### The task
Return, word for word, only the lines from the one containing "Extract the structured" through the last line of the entries.
-------- Provided data --------
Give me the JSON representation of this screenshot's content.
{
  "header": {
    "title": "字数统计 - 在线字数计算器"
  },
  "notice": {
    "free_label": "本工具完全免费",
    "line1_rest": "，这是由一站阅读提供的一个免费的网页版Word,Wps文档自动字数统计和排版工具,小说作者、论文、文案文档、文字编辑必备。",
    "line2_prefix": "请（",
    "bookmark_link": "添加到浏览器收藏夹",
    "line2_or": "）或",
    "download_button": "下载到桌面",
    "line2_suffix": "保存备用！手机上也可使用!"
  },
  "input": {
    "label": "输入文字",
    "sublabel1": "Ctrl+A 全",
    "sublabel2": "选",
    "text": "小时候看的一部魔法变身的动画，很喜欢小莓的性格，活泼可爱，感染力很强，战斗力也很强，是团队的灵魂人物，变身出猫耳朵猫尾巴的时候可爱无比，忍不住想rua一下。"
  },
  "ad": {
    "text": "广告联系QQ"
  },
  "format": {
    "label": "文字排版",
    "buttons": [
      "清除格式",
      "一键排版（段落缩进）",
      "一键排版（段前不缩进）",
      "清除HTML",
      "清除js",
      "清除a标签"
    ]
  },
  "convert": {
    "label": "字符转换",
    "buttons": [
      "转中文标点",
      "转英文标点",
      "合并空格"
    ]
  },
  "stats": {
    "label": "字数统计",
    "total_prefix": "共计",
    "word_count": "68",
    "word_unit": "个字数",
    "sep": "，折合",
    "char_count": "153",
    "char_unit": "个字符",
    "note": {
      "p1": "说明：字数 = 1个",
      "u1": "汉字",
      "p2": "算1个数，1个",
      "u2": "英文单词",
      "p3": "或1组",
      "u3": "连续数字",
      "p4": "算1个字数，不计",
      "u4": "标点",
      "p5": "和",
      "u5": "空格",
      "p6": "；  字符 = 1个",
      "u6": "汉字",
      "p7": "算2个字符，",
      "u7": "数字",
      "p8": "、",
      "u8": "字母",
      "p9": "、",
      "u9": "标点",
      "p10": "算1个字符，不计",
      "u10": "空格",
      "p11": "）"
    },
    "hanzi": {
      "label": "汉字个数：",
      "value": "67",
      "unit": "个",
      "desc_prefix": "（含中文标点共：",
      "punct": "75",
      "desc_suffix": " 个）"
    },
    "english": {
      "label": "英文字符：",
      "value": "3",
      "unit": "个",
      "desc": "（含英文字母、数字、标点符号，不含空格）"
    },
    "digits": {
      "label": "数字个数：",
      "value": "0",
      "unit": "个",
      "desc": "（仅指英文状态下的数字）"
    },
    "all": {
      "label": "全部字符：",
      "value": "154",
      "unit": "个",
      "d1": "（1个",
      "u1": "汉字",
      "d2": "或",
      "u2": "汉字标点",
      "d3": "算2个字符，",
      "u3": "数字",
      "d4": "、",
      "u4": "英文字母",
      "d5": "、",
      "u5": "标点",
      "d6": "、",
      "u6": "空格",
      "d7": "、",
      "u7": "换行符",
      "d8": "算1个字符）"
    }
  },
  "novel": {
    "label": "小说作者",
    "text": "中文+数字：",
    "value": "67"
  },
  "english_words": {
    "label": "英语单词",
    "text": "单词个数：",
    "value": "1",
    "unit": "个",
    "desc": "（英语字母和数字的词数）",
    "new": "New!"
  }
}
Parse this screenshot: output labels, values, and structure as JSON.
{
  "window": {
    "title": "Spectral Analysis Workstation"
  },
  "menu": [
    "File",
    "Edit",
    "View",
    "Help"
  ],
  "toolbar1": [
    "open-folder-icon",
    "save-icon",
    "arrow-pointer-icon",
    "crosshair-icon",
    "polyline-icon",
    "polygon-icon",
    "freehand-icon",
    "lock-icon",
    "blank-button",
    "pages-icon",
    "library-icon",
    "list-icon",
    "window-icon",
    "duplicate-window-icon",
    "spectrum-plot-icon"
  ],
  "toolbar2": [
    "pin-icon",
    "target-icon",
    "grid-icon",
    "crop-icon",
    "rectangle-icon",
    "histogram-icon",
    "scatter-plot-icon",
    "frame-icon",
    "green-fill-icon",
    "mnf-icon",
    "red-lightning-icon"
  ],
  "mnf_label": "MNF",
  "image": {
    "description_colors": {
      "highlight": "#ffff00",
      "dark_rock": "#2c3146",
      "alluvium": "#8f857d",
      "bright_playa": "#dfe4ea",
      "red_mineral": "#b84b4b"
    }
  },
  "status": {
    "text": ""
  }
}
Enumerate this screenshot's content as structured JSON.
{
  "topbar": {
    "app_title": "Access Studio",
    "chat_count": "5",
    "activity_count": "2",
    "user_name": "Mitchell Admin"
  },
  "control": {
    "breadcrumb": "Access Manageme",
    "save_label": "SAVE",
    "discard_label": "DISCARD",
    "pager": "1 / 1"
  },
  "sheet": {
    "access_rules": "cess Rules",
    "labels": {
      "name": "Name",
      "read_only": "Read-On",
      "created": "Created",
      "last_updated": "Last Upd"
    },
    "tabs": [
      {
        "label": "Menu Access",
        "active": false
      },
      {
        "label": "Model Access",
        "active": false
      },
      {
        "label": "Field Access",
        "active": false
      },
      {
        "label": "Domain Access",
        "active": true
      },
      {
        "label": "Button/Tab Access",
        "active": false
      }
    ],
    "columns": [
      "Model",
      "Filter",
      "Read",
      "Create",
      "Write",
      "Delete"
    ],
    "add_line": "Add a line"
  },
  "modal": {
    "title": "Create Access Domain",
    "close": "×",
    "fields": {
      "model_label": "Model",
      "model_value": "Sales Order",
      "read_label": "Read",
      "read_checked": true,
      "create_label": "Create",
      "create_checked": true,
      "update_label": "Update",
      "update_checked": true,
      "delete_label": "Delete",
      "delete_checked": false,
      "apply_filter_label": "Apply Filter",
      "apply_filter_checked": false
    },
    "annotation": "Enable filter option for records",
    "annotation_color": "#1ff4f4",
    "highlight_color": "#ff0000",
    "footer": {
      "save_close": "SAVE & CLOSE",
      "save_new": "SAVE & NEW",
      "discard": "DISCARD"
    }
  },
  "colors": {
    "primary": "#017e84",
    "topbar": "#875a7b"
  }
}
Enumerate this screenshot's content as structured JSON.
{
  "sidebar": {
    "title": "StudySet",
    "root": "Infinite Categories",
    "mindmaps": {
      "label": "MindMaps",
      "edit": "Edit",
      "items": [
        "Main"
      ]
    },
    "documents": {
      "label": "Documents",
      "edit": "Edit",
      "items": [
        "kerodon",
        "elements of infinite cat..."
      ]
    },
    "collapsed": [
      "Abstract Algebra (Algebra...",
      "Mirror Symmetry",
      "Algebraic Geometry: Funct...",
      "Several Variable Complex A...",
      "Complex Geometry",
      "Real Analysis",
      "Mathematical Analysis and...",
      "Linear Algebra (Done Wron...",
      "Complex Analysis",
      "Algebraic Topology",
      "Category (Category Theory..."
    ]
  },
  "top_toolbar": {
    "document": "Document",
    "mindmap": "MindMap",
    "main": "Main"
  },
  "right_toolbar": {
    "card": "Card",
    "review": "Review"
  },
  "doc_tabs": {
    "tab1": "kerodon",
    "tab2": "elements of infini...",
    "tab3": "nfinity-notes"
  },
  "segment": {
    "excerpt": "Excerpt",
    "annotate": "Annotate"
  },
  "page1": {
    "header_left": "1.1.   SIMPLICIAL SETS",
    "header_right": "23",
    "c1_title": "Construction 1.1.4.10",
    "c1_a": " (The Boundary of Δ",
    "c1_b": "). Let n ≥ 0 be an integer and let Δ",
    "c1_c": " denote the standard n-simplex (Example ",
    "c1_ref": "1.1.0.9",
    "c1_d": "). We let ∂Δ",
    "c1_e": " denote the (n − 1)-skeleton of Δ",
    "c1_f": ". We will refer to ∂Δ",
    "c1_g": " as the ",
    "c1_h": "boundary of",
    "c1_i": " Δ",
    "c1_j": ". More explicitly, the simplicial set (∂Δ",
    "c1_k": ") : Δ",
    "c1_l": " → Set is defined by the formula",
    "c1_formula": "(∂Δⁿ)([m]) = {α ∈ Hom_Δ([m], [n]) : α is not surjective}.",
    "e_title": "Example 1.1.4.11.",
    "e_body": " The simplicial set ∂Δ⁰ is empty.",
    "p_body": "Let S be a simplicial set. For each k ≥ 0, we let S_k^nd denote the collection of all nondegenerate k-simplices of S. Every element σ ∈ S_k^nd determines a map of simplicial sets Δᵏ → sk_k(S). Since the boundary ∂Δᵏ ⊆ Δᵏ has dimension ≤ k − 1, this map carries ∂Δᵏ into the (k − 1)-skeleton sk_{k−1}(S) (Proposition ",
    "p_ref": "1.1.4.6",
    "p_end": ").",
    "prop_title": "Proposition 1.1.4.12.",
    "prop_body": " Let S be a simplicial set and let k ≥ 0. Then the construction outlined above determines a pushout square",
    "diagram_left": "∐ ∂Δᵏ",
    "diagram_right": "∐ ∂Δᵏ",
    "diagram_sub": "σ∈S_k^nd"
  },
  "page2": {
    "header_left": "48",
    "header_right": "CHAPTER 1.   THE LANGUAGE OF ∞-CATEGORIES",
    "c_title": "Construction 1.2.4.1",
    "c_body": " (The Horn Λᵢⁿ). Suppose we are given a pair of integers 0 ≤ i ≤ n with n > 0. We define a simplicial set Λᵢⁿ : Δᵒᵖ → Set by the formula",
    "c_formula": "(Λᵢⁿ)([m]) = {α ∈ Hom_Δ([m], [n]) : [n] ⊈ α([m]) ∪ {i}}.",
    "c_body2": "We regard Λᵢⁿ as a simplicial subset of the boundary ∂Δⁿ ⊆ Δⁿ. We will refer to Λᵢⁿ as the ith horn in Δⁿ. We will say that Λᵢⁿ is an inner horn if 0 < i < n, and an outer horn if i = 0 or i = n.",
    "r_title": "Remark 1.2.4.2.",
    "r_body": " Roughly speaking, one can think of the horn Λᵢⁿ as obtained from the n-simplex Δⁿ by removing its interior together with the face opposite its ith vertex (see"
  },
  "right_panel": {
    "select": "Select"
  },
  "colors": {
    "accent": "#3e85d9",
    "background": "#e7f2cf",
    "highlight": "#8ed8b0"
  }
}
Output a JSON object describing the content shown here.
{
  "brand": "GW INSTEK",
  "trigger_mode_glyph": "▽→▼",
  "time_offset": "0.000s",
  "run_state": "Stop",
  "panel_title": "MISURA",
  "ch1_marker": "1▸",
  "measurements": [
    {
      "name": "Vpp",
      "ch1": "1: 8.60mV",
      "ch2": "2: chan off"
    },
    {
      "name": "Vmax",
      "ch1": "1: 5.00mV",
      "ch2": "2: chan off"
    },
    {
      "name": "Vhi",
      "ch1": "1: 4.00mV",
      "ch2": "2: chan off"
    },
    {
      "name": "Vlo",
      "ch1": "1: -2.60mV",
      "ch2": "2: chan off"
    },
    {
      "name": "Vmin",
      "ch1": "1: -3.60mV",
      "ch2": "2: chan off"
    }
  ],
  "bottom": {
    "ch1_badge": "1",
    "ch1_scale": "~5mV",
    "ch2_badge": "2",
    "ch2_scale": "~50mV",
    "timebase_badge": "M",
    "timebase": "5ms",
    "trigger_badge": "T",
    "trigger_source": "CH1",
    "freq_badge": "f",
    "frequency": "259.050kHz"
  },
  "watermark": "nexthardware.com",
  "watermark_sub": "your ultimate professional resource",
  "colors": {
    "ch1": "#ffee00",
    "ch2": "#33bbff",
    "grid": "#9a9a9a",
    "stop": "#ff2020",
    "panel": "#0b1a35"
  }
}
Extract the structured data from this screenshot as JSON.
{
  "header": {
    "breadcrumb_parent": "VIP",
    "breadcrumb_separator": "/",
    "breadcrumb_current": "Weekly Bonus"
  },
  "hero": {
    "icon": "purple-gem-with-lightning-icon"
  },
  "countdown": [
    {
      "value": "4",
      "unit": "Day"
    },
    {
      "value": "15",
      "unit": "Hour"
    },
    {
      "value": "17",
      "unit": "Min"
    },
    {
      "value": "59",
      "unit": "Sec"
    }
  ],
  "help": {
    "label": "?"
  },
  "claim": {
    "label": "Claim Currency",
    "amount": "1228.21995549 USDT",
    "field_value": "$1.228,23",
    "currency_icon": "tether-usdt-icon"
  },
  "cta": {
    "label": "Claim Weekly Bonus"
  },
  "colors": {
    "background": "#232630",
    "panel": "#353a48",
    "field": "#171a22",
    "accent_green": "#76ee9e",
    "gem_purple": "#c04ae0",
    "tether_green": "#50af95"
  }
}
--------
### Answer to the problem
Extract the structured data from this screenshot as JSON.
{
  "header": {
    "breadcrumb_parent": "VIP",
    "breadcrumb_separator": "/",
    "breadcrumb_current": "Weekly Bonus"
  },
  "hero": {
    "icon": "purple-gem-with-lightning-icon"
  },
  "countdown": [
    {
      "value": "4",
      "unit": "Day"
    },
    {
      "value": "15",
      "unit": "Hour"
    },
    {
      "value": "17",
      "unit": "Min"
    },
    {
      "value": "59",
      "unit": "Sec"
    }
  ],
  "help": {
    "label": "?"
  },
  "claim": {
    "label": "Claim Currency",
    "amount": "1228.21995549 USDT",
    "field_value": "$1.228,23",
    "currency_icon": "tether-usdt-icon"
  },
  "cta": {
    "label": "Claim Weekly Bonus"
  },
  "colors": {
    "background": "#232630",
    "panel": "#353a48",
    "field": "#171a22",
    "accent_green": "#76ee9e",
    "gem_purple": "#c04ae0",
    "tether_green": "#50af95"
  }
}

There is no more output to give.